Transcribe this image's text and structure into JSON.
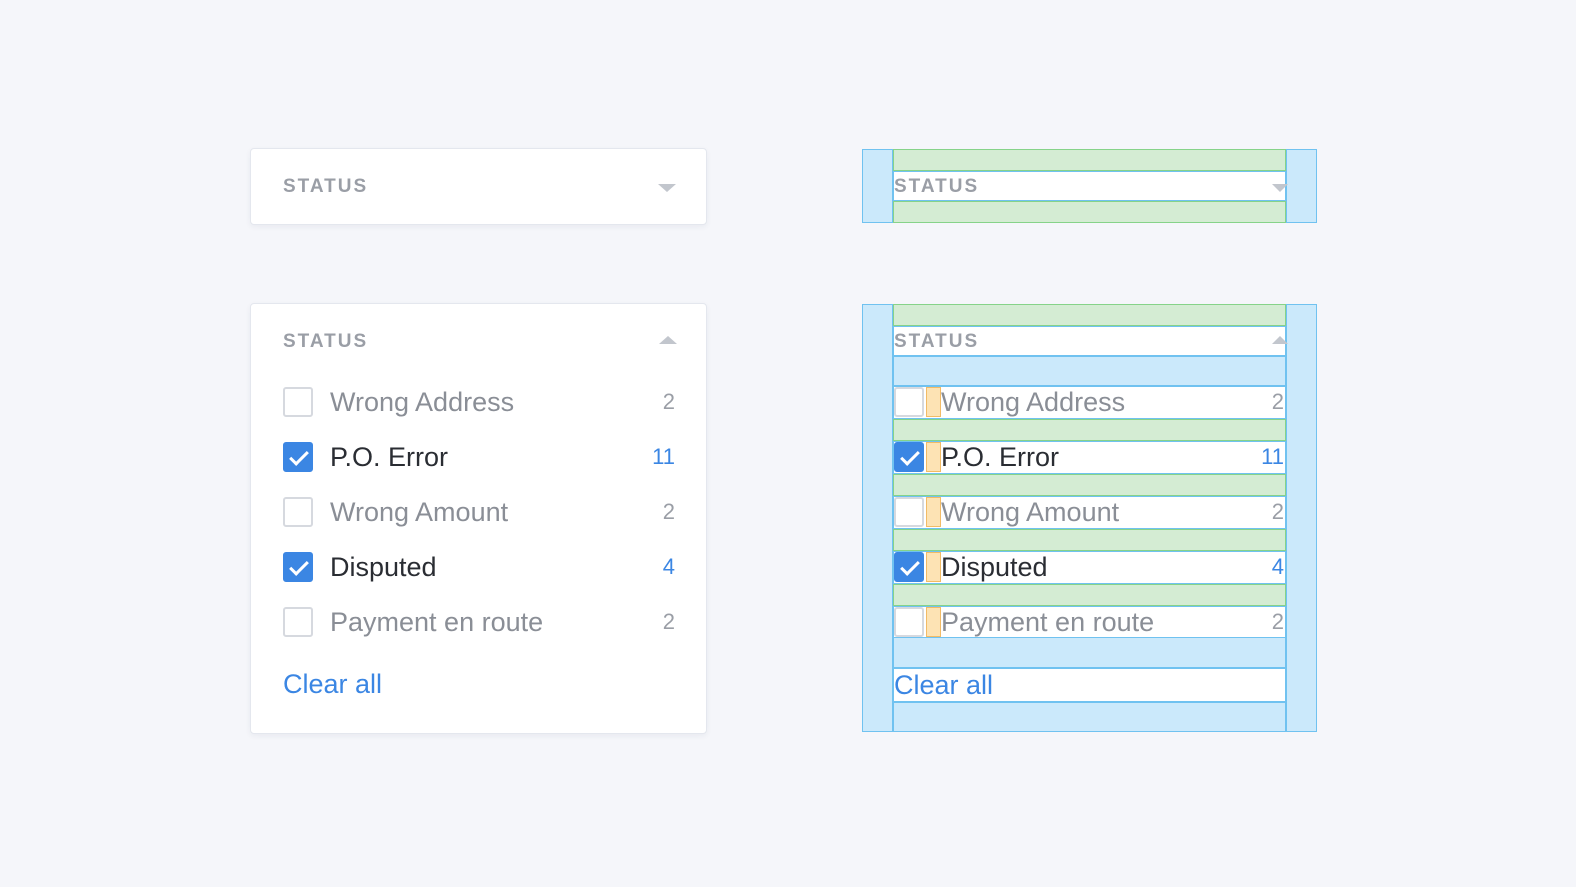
{
  "collapsed_panel": {
    "title": "STATUS",
    "toggle_icon": "chevron-down-icon"
  },
  "expanded_panel": {
    "title": "STATUS",
    "toggle_icon": "chevron-up-icon",
    "items": [
      {
        "label": "Wrong Address",
        "count": "2",
        "checked": false
      },
      {
        "label": "P.O. Error",
        "count": "11",
        "checked": true
      },
      {
        "label": "Wrong Amount",
        "count": "2",
        "checked": false
      },
      {
        "label": "Disputed",
        "count": "4",
        "checked": true
      },
      {
        "label": "Payment en route",
        "count": "2",
        "checked": false
      }
    ],
    "clear_label": "Clear all"
  },
  "colors": {
    "accent": "#3b86e3",
    "padding_overlay": "#cbe9fb",
    "gap_overlay": "#d4ecd3",
    "inner_gap_overlay": "#fde3b4"
  }
}
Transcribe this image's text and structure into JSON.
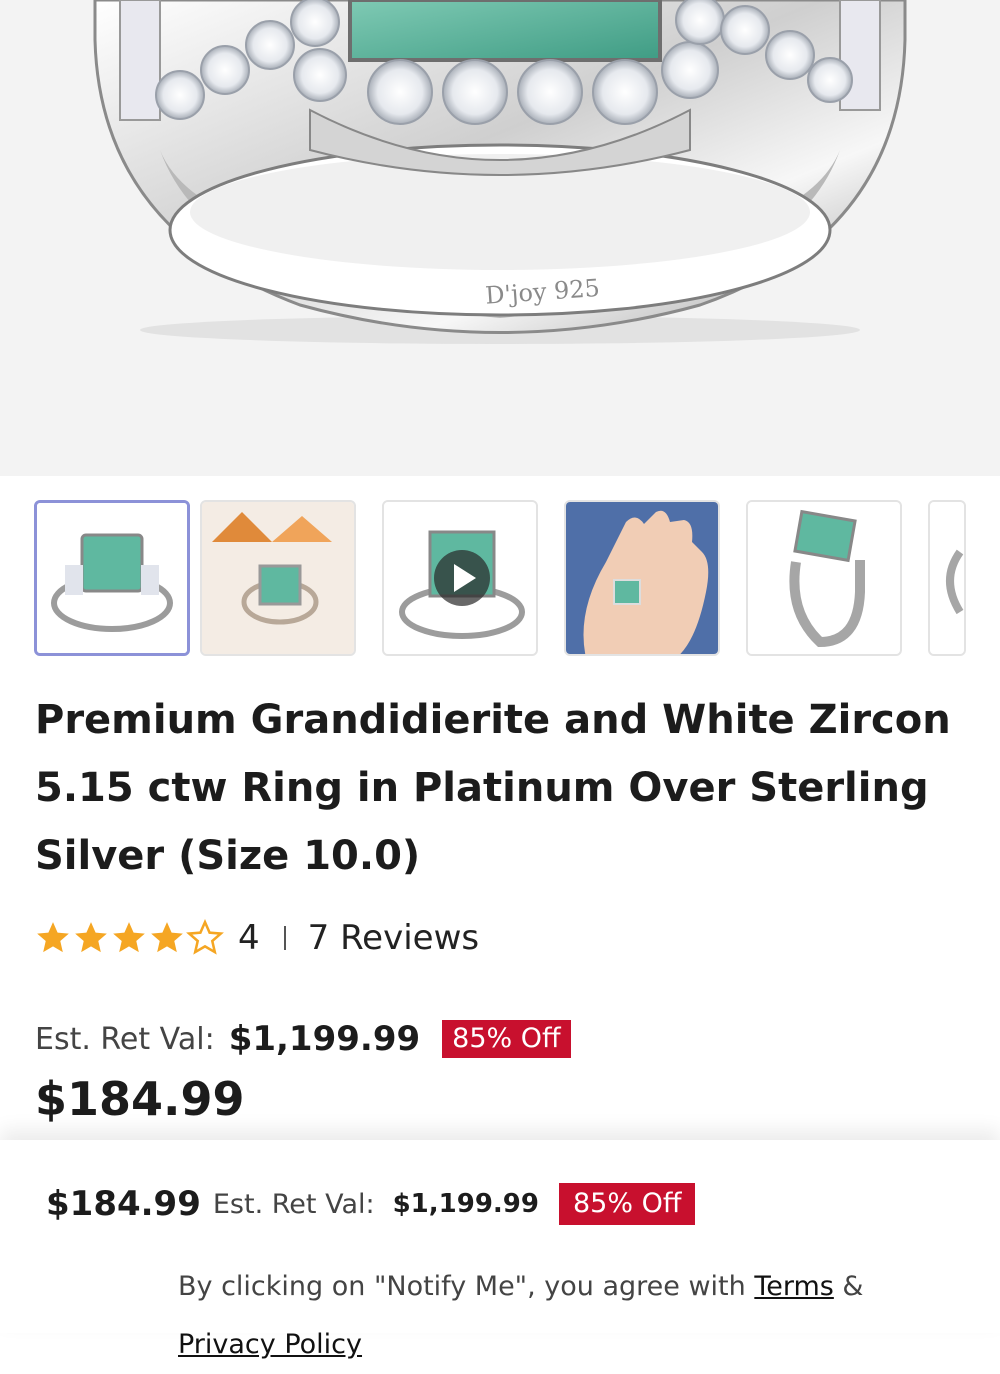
{
  "hero": {
    "engraving": "D'joy 925"
  },
  "thumbnails": [
    {
      "label": "ring-front",
      "active": true
    },
    {
      "label": "ring-lifestyle",
      "active": false
    },
    {
      "label": "ring-video",
      "active": false
    },
    {
      "label": "ring-on-hand",
      "active": false
    },
    {
      "label": "ring-side",
      "active": false
    },
    {
      "label": "ring-partial",
      "active": false
    }
  ],
  "product": {
    "title": "Premium Grandidierite and White Zircon 5.15 ctw Ring in Platinum Over Sterling Silver (Size 10.0)",
    "rating": "4",
    "rating_value": 4,
    "rating_max": 5,
    "reviews": "7 Reviews",
    "est_label": "Est. Ret Val:",
    "est_value": "$1,199.99",
    "discount": "85% Off",
    "price": "$184.99"
  },
  "sticky": {
    "price": "$184.99",
    "est_label": "Est. Ret Val:",
    "est_value": "$1,199.99",
    "discount": "85% Off",
    "notice_prefix": "By clicking on \"Notify Me\", you agree with ",
    "terms": "Terms",
    "and": " & ",
    "privacy": "Privacy Policy"
  },
  "colors": {
    "star": "#f5a623",
    "discount_bg": "#c8102e",
    "active_thumb_border": "#8c92d8",
    "gem": "#5fb8a0"
  },
  "icons": {
    "star": "star-icon",
    "play": "play-icon"
  }
}
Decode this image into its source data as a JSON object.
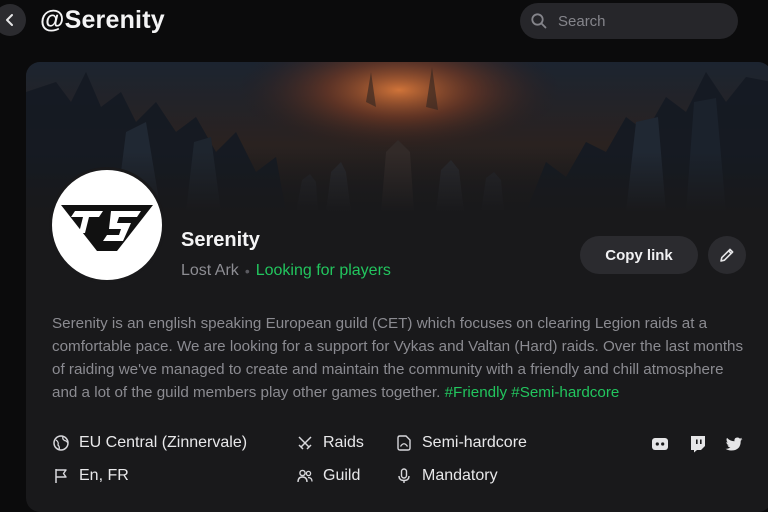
{
  "header": {
    "title": "@Serenity",
    "search_placeholder": "Search"
  },
  "guild": {
    "name": "Serenity",
    "game": "Lost Ark",
    "status": "Looking for players",
    "status_color": "#22c55e",
    "description": "Serenity is an english speaking European guild (CET) which focuses on clearing Legion raids at a comfortable pace. We are looking for a support for Vykas and Valtan (Hard) raids. Over the last months of raiding we've managed to create and maintain the community with a friendly and chill atmosphere and a lot of the guild members play other games together.",
    "tags": "#Friendly #Semi-hardcore"
  },
  "actions": {
    "copy_link": "Copy link"
  },
  "details": {
    "region": "EU Central (Zinnervale)",
    "activity": "Raids",
    "intensity": "Semi-hardcore",
    "languages": "En, FR",
    "type": "Guild",
    "voice": "Mandatory"
  },
  "social_links": [
    "discord-icon",
    "twitch-icon",
    "twitter-icon"
  ]
}
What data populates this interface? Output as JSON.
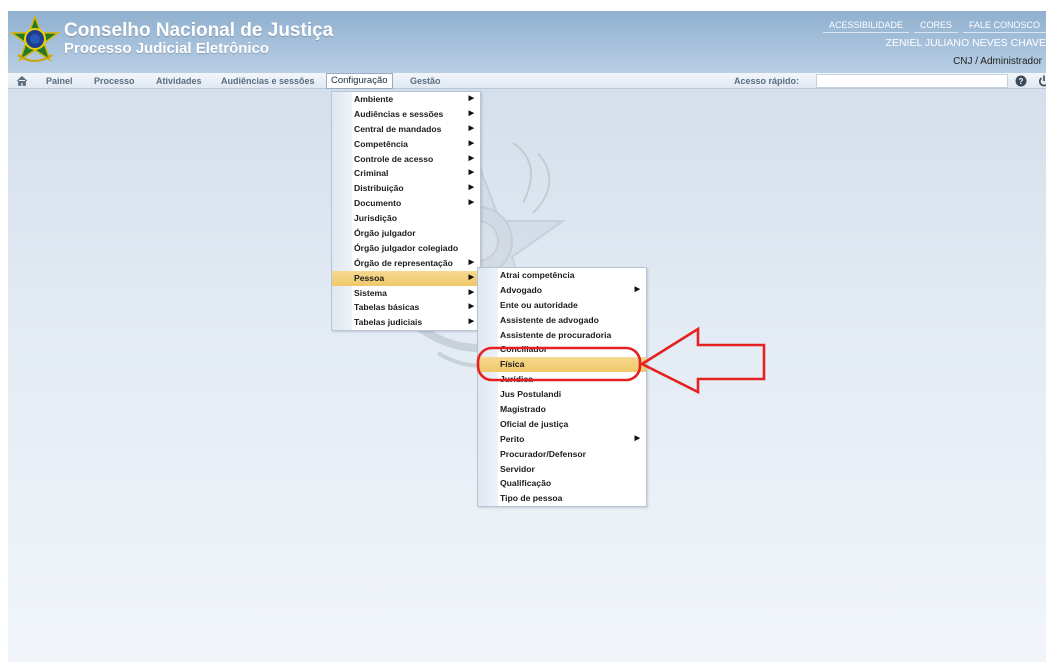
● ● ● ● ●
◆ **Aim of the task**:
Give an exact copy of the material, leaving out every picture.

◆ **Problem solution**:
Transcribe this image's text and structure into JSON.
{
  "collapsed_panel": {
    "title": "STATUS",
    "toggle_icon": "chevron-down-icon"
  },
  "expanded_panel": {
    "title": "STATUS",
    "toggle_icon": "chevron-up-icon",
    "items": [
      {
        "label": "Wrong Address",
        "count": "2",
        "checked": false
      },
      {
        "label": "P.O. Error",
        "count": "11",
        "checked": true
      },
      {
        "label": "Wrong Amount",
        "count": "2",
        "checked": false
      },
      {
        "label": "Disputed",
        "count": "4",
        "checked": true
      },
      {
        "label": "Payment en route",
        "count": "2",
        "checked": false
      }
    ],
    "clear_label": "Clear all"
  },
  "colors": {
    "accent": "#3b86e3",
    "padding_overlay": "#cbe9fb",
    "gap_overlay": "#d4ecd3",
    "inner_gap_overlay": "#fde3b4"
  }
}
Transcribe this image's text and structure into JSON.
{
  "hero": {
    "engraving": "D'joy 925"
  },
  "thumbnails": [
    {
      "label": "ring-front",
      "active": true
    },
    {
      "label": "ring-lifestyle",
      "active": false
    },
    {
      "label": "ring-video",
      "active": false
    },
    {
      "label": "ring-on-hand",
      "active": false
    },
    {
      "label": "ring-side",
      "active": false
    },
    {
      "label": "ring-partial",
      "active": false
    }
  ],
  "product": {
    "title": "Premium Grandidierite and White Zircon 5.15 ctw Ring in Platinum Over Sterling Silver (Size 10.0)",
    "rating": "4",
    "rating_value": 4,
    "rating_max": 5,
    "reviews": "7 Reviews",
    "est_label": "Est. Ret Val:",
    "est_value": "$1,199.99",
    "discount": "85% Off",
    "price": "$184.99"
  },
  "sticky": {
    "price": "$184.99",
    "est_label": "Est. Ret Val:",
    "est_value": "$1,199.99",
    "discount": "85% Off",
    "notice_prefix": "By clicking on \"Notify Me\", you agree with ",
    "terms": "Terms",
    "and": " & ",
    "privacy": "Privacy Policy"
  },
  "colors": {
    "star": "#f5a623",
    "discount_bg": "#c8102e",
    "active_thumb_border": "#8c92d8",
    "gem": "#5fb8a0"
  },
  "icons": {
    "star": "star-icon",
    "play": "play-icon"
  }
}
Decode this image into its source data as a JSON object.
{
  "header": {
    "title": "@Serenity",
    "search_placeholder": "Search"
  },
  "guild": {
    "name": "Serenity",
    "game": "Lost Ark",
    "status": "Looking for players",
    "status_color": "#22c55e",
    "description": "Serenity is an english speaking European guild (CET) which focuses on clearing Legion raids at a comfortable pace. We are looking for a support for Vykas and Valtan (Hard) raids. Over the last months of raiding we've managed to create and maintain the community with a friendly and chill atmosphere and a lot of the guild members play other games together.",
    "tags": "#Friendly #Semi-hardcore"
  },
  "actions": {
    "copy_link": "Copy link"
  },
  "details": {
    "region": "EU Central (Zinnervale)",
    "activity": "Raids",
    "intensity": "Semi-hardcore",
    "languages": "En, FR",
    "type": "Guild",
    "voice": "Mandatory"
  },
  "social_links": [
    "discord-icon",
    "twitch-icon",
    "twitter-icon"
  ]
}
What data populates this interface? Output as JSON.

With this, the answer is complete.